"""

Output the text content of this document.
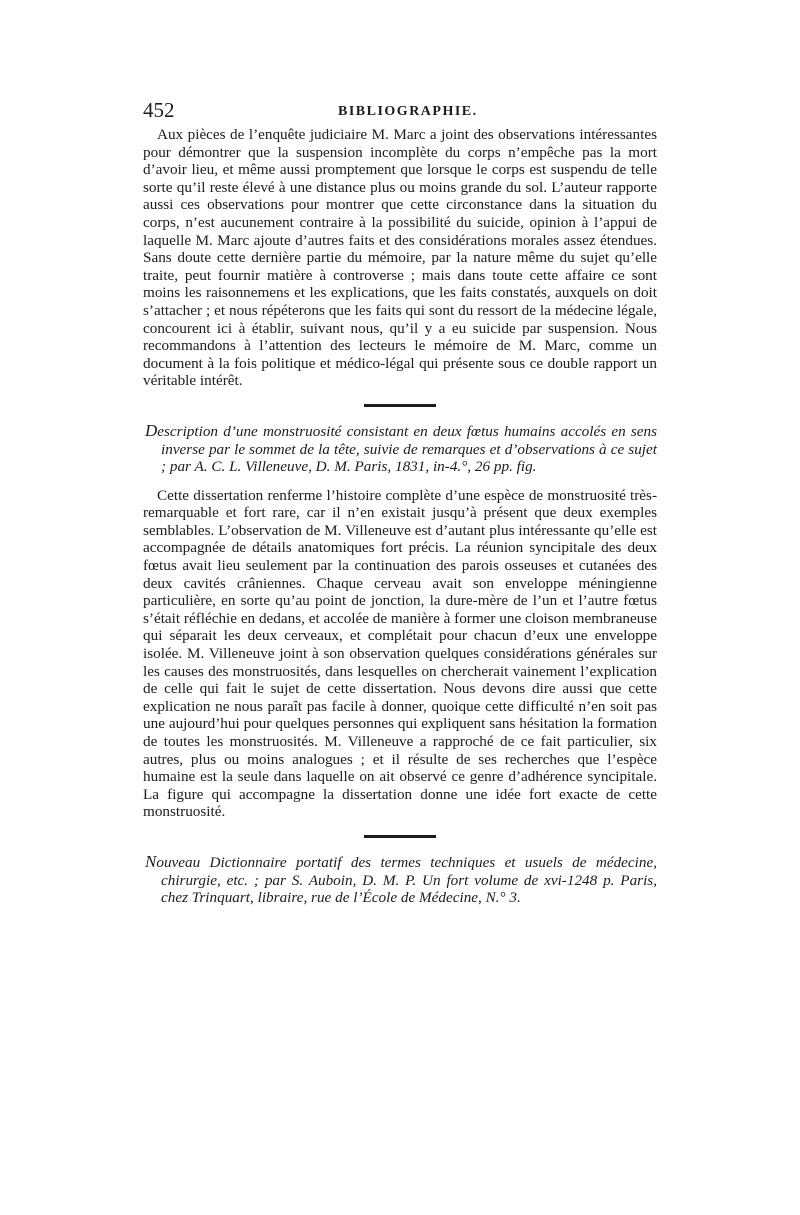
452	BIBLIOGRAPHIE.

Aux pièces de l’enquête judiciaire M. Marc a joint des observations intéressantes pour démontrer que la suspension incomplète du corps n’empêche pas la mort d’avoir lieu, et même aussi promptement que lorsque le corps est suspendu de telle sorte qu’il reste élevé à une distance plus ou moins grande du sol. L’auteur rapporte aussi ces observations pour montrer que cette circonstance dans la situation du corps, n’est aucunement contraire à la possibilité du suicide, opinion à l’appui de laquelle M. Marc ajoute d’autres faits et des considérations morales assez étendues. Sans doute cette dernière partie du mémoire, par la nature même du sujet qu’elle traite, peut fournir matière à controverse ; mais dans toute cette affaire ce sont moins les raisonnemens et les explications, que les faits constatés, auxquels on doit s’attacher ; et nous répéterons que les faits qui sont du ressort de la médecine légale, concourent ici à établir, suivant nous, qu’il y a eu suicide par suspension. Nous recommandons à l’attention des lecteurs le mémoire de M. Marc, comme un document à la fois politique et médico-légal qui présente sous ce double rapport un véritable intérêt.

Description d’une monstruosité consistant en deux fœtus humains accolés en sens inverse par le sommet de la tête, suivie de remarques et d’observations à ce sujet ; par A. C. L. Villeneuve, D. M. Paris, 1831, in-4.°, 26 pp. fig.

Cette dissertation renferme l’histoire complète d’une espèce de monstruosité très-remarquable et fort rare, car il n’en existait jusqu’à présent que deux exemples semblables. L’observation de M. Villeneuve est d’autant plus intéressante qu’elle est accompagnée de détails anatomiques fort précis. La réunion syncipitale des deux fœtus avait lieu seulement par la continuation des parois osseuses et cutanées des deux cavités crâniennes. Chaque cerveau avait son enveloppe méningienne particulière, en sorte qu’au point de jonction, la dure-mère de l’un et l’autre fœtus s’était réfléchie en dedans, et accolée de manière à former une cloison membraneuse qui séparait les deux cerveaux, et complétait pour chacun d’eux une enveloppe isolée. M. Villeneuve joint à son observation quelques considérations générales sur les causes des monstruosités, dans lesquelles on chercherait vainement l’explication de celle qui fait le sujet de cette dissertation. Nous devons dire aussi que cette explication ne nous paraît pas facile à donner, quoique cette difficulté n’en soit pas une aujourd’hui pour quelques personnes qui expliquent sans hésitation la formation de toutes les monstruosités. M. Villeneuve a rapproché de ce fait particulier, six autres, plus ou moins analogues ; et il résulte de ses recherches que l’espèce humaine est la seule dans laquelle on ait observé ce genre d’adhérence syncipitale. La figure qui accompagne la dissertation donne une idée fort exacte de cette monstruosité.

Nouveau Dictionnaire portatif des termes techniques et usuels de médecine, chirurgie, etc. ; par S. Auboin, D. M. P. Un fort volume de xvi-1248 p. Paris, chez Trinquart, libraire, rue de l’École de Médecine, N.° 3.
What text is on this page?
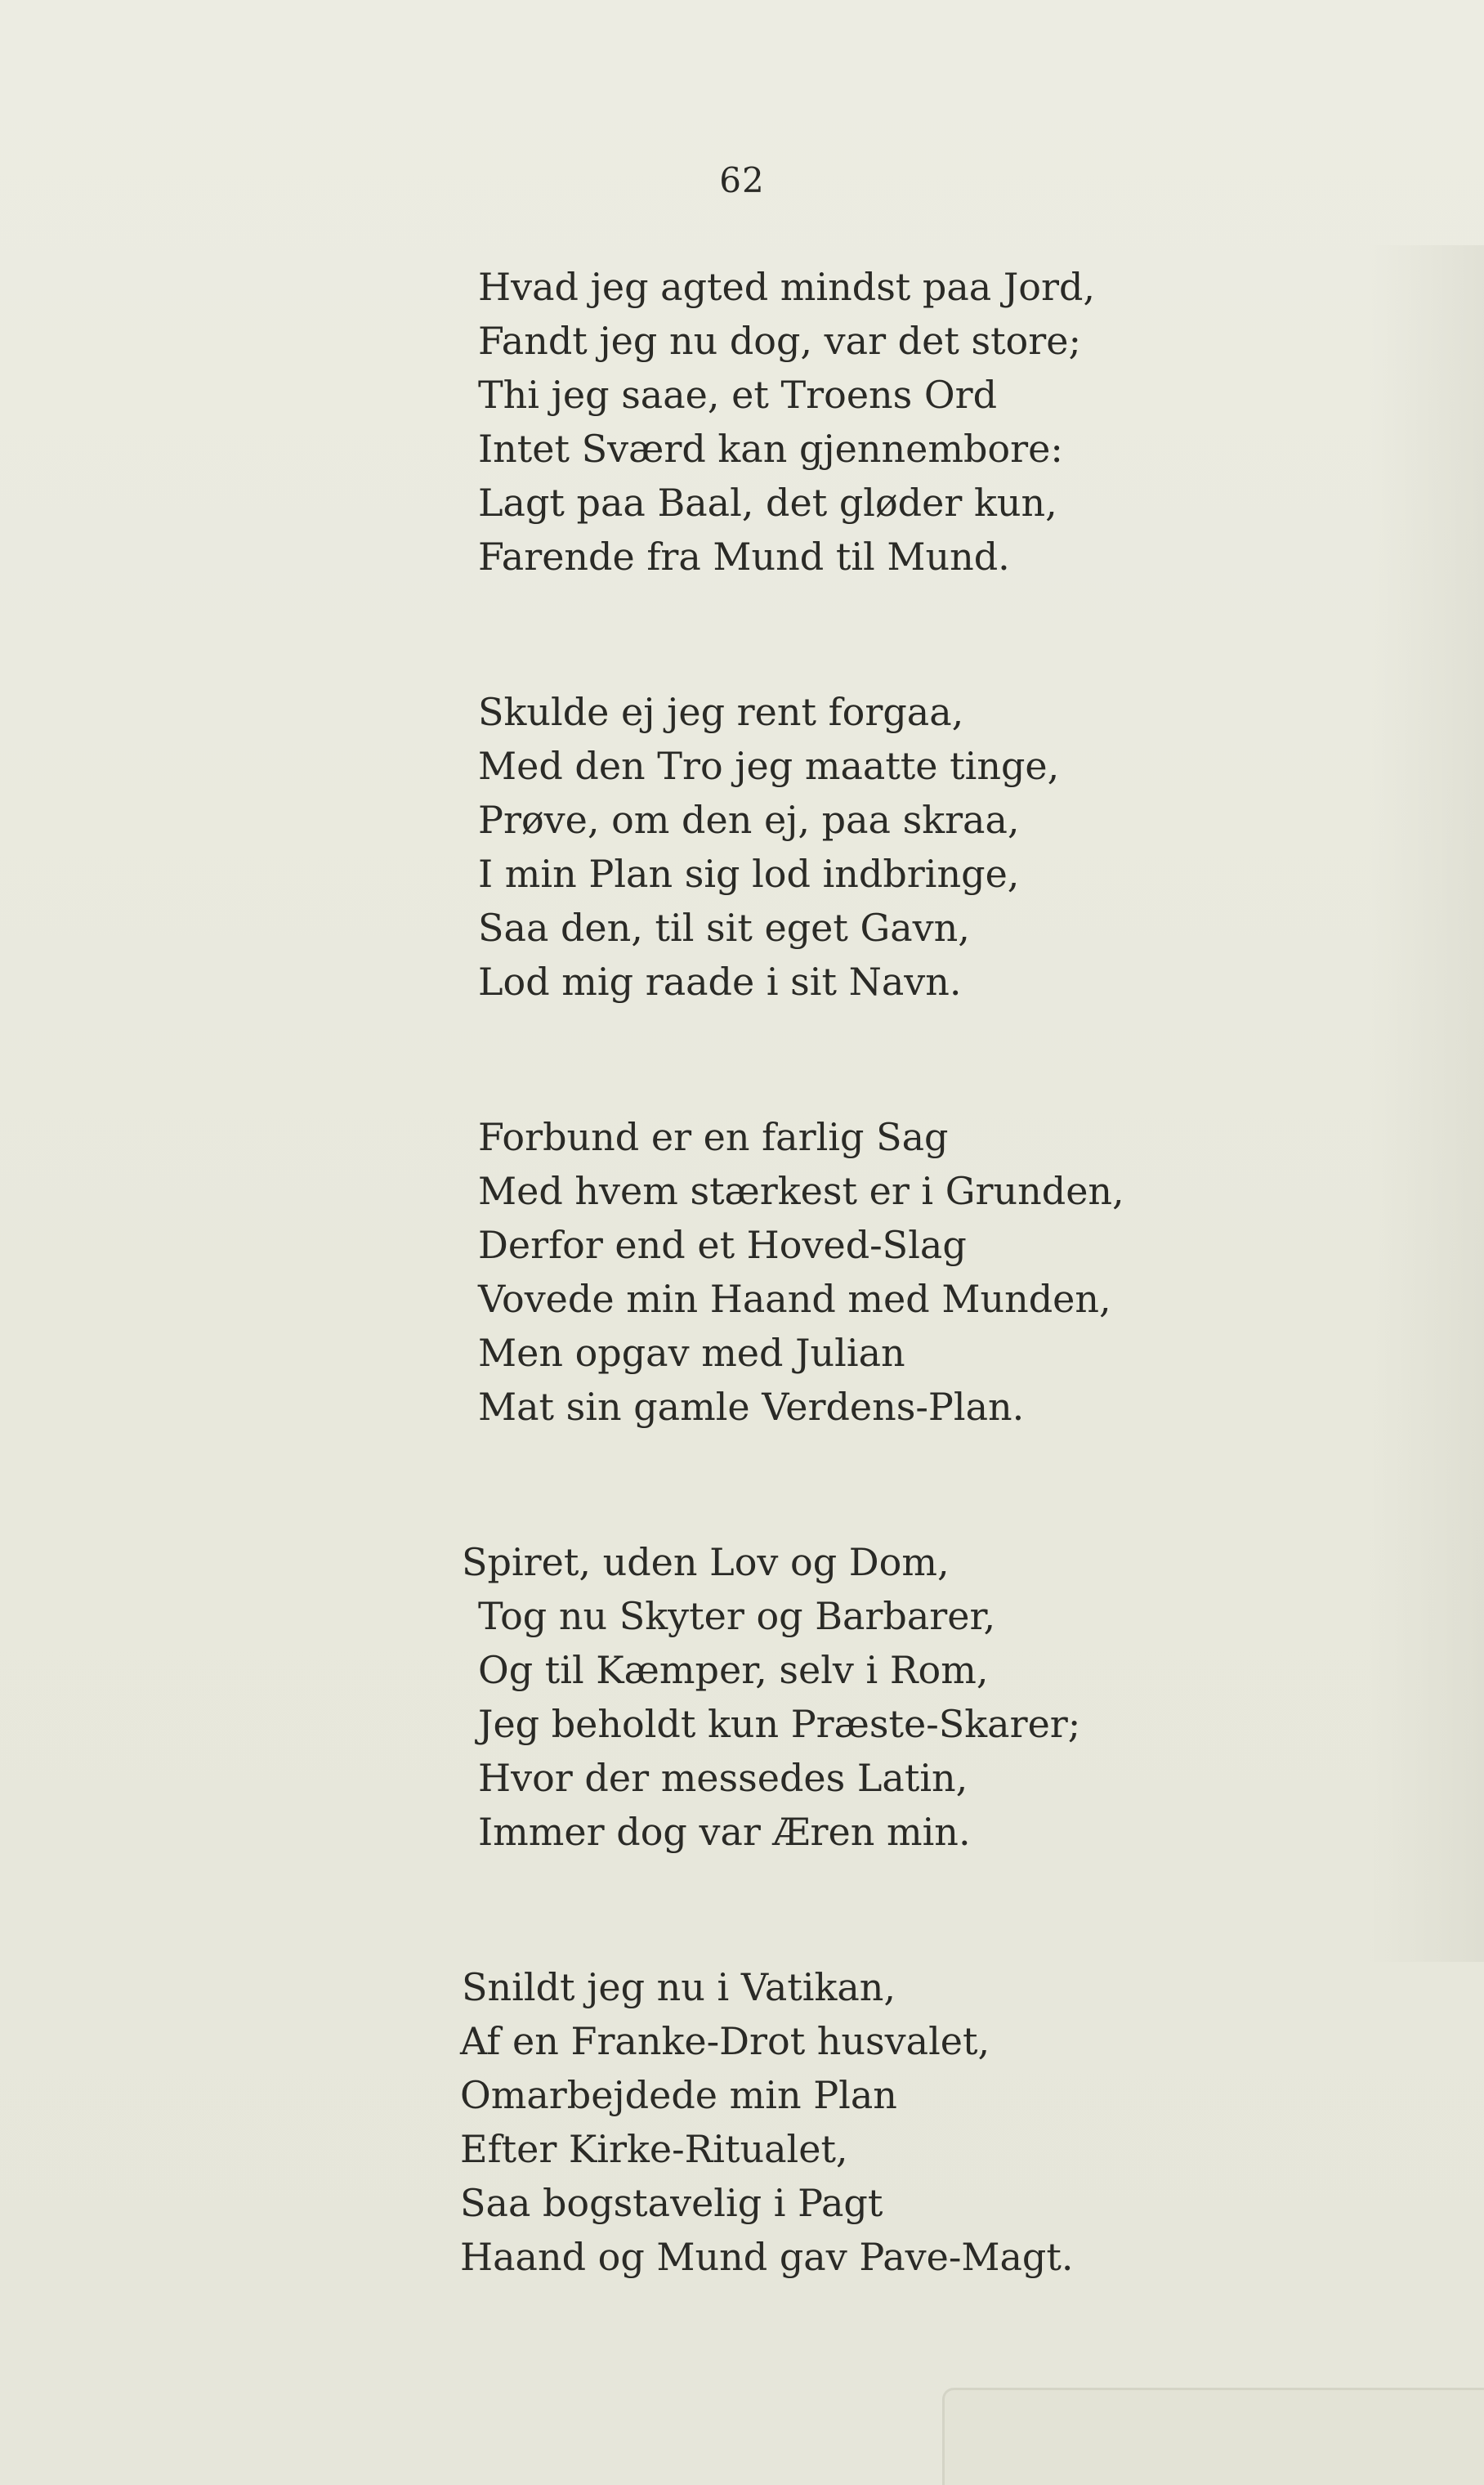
62
Hvad jeg agted mindst paa Jord,
Fandt jeg nu dog, var det store;
Thi jeg saae, et Troens Ord
Intet Sværd kan gjennembore:
Lagt paa Baal, det gløder kun,
Farende fra Mund til Mund.
Skulde ej jeg rent forgaa,
Med den Tro jeg maatte tinge,
Prøve, om den ej, paa skraa,
I min Plan sig lod indbringe,
Saa den, til sit eget Gavn,
Lod mig raade i sit Navn.
Forbund er en farlig Sag
Med hvem stærkest er i Grunden,
Derfor end et Hoved-Slag
Vovede min Haand med Munden,
Men opgav med Julian
Mat sin gamle Verdens-Plan.
Spiret, uden Lov og Dom,
Tog nu Skyter og Barbarer,
Og til Kæmper, selv i Rom,
Jeg beholdt kun Præste-Skarer;
Hvor der messedes Latin,
Immer dog var Æren min.
Snildt jeg nu i Vatikan,
Af en Franke-Drot husvalet,
Omarbejdede min Plan
Efter Kirke-Ritualet,
Saa bogstavelig i Pagt
Haand og Mund gav Pave-Magt.
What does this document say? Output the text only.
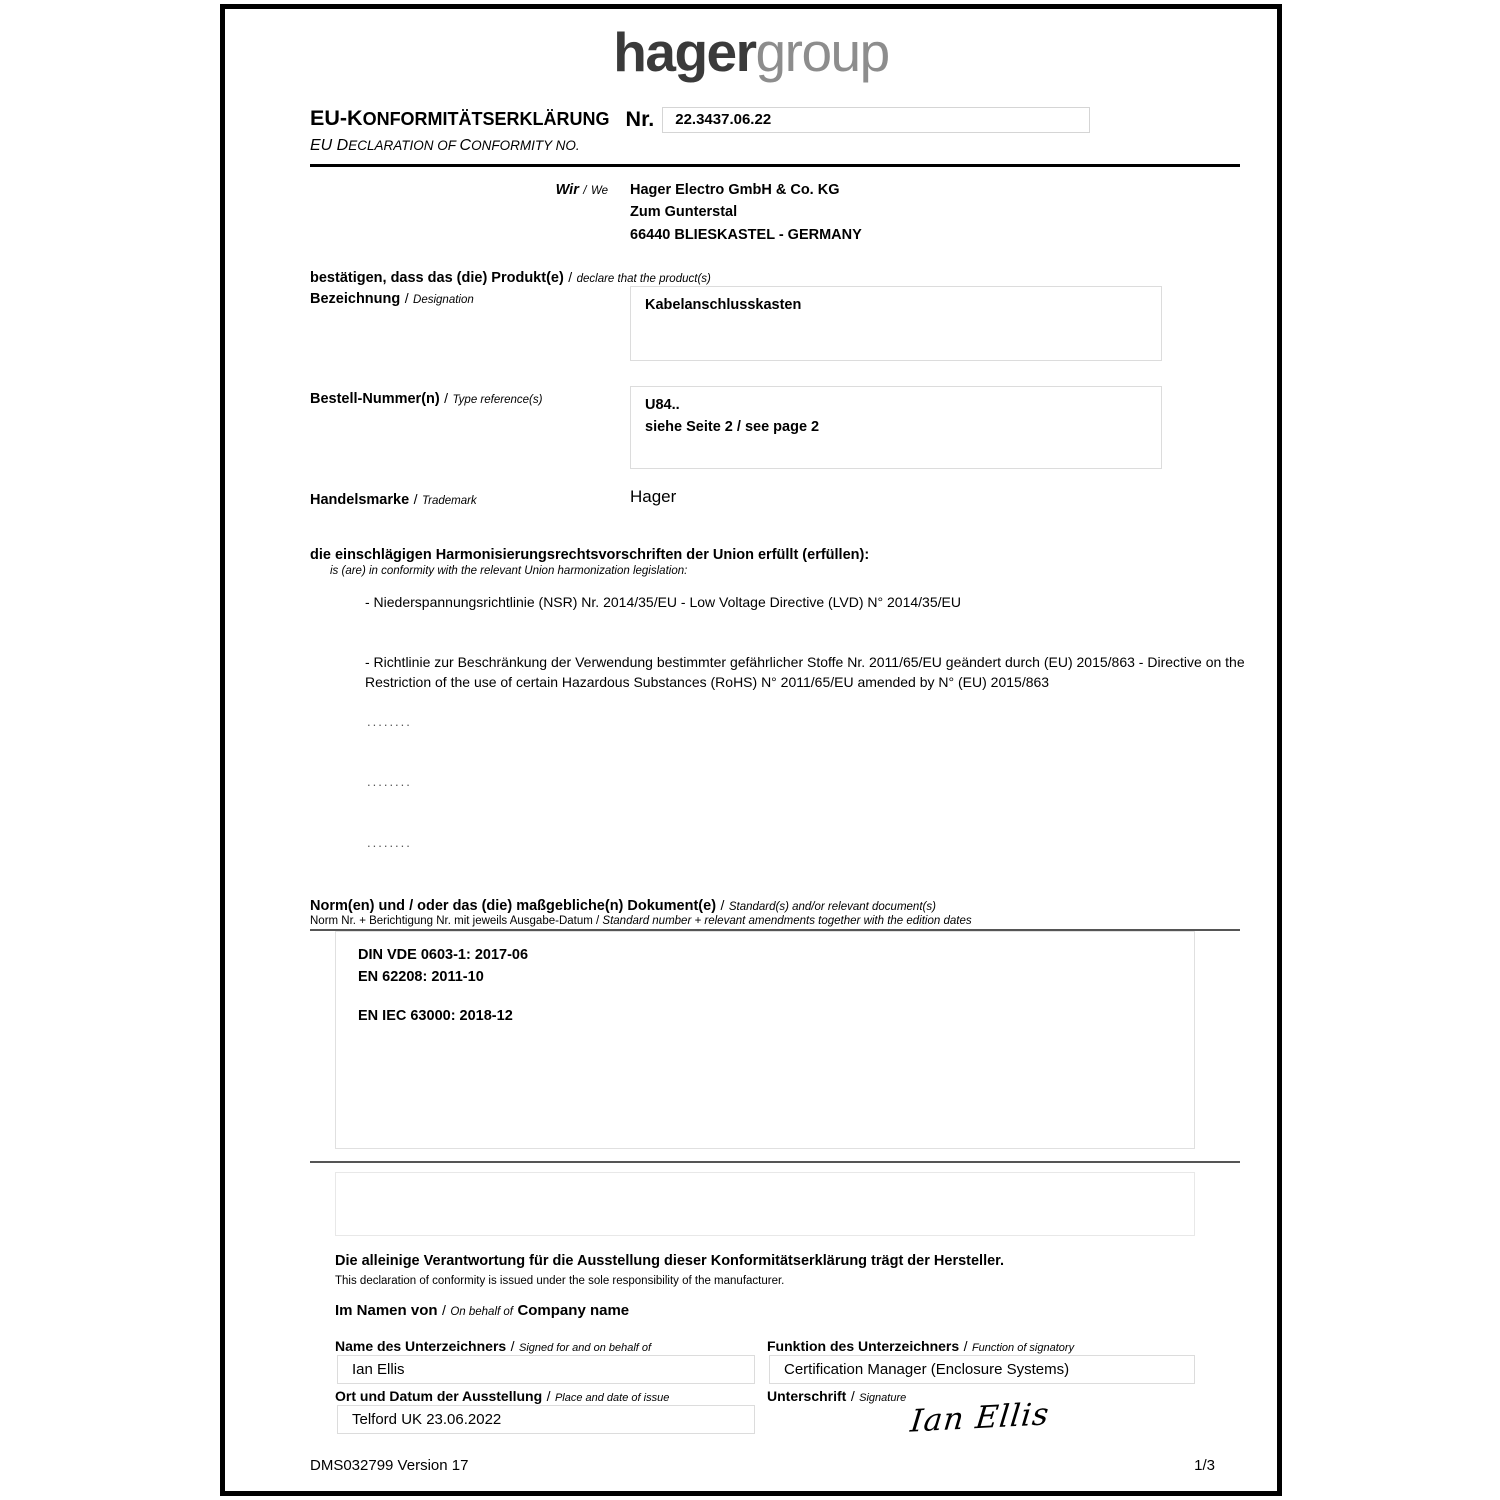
hagergroup
EU-KONFORMITÄTSERKLÄRUNG Nr.	22.3437.06.22
EU DECLARATION OF CONFORMITY NO.
Wir / We	Hager Electro GmbH & Co. KG
Zum Gunterstal
66440 BLIESKASTEL - GERMANY
bestätigen, dass das (die) Produkt(e) / declare that the product(s)
Bezeichnung / Designation	Kabelanschlusskasten
Bestell-Nummer(n) / Type reference(s)	U84..
siehe Seite 2 / see page 2
Handelsmarke / Trademark	Hager
die einschlägigen Harmonisierungsrechtsvorschriften der Union erfüllt (erfüllen):
is (are) in conformity with the relevant Union harmonization legislation:
- Niederspannungsrichtlinie (NSR) Nr. 2014/35/EU - Low Voltage Directive (LVD) N° 2014/35/EU
- Richtlinie zur Beschränkung der Verwendung bestimmter gefährlicher Stoffe Nr. 2011/65/EU geändert durch (EU) 2015/863 - Directive on the Restriction of the use of certain Hazardous Substances (RoHS) N° 2011/65/EU amended by N° (EU) 2015/863
........
........
........
Norm(en) und / oder das (die) maßgebliche(n) Dokument(e) / Standard(s) and/or relevant document(s)
Norm Nr. + Berichtigung Nr. mit jeweils Ausgabe-Datum / Standard number + relevant amendments together with the edition dates
DIN VDE 0603-1: 2017-06
EN 62208: 2011-10
EN IEC 63000: 2018-12
Die alleinige Verantwortung für die Ausstellung dieser Konformitätserklärung trägt der Hersteller.
This declaration of conformity is issued under the sole responsibility of the manufacturer.
Im Namen von / On behalf of Company name
Name des Unterzeichners / Signed for and on behalf of
Ian Ellis
Funktion des Unterzeichners / Function of signatory
Certification Manager (Enclosure Systems)
Ort und Datum der Ausstellung / Place and date of issue
Telford UK 23.06.2022
Unterschrift / Signature Ian Ellis
DMS032799 Version 17	1/3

"""

Go through the records and gather the lines that hold "Unterzeichners".

Name des Unterzeichners / Signed for and on behalf of
Funktion des Unterzeichners / Function of signatory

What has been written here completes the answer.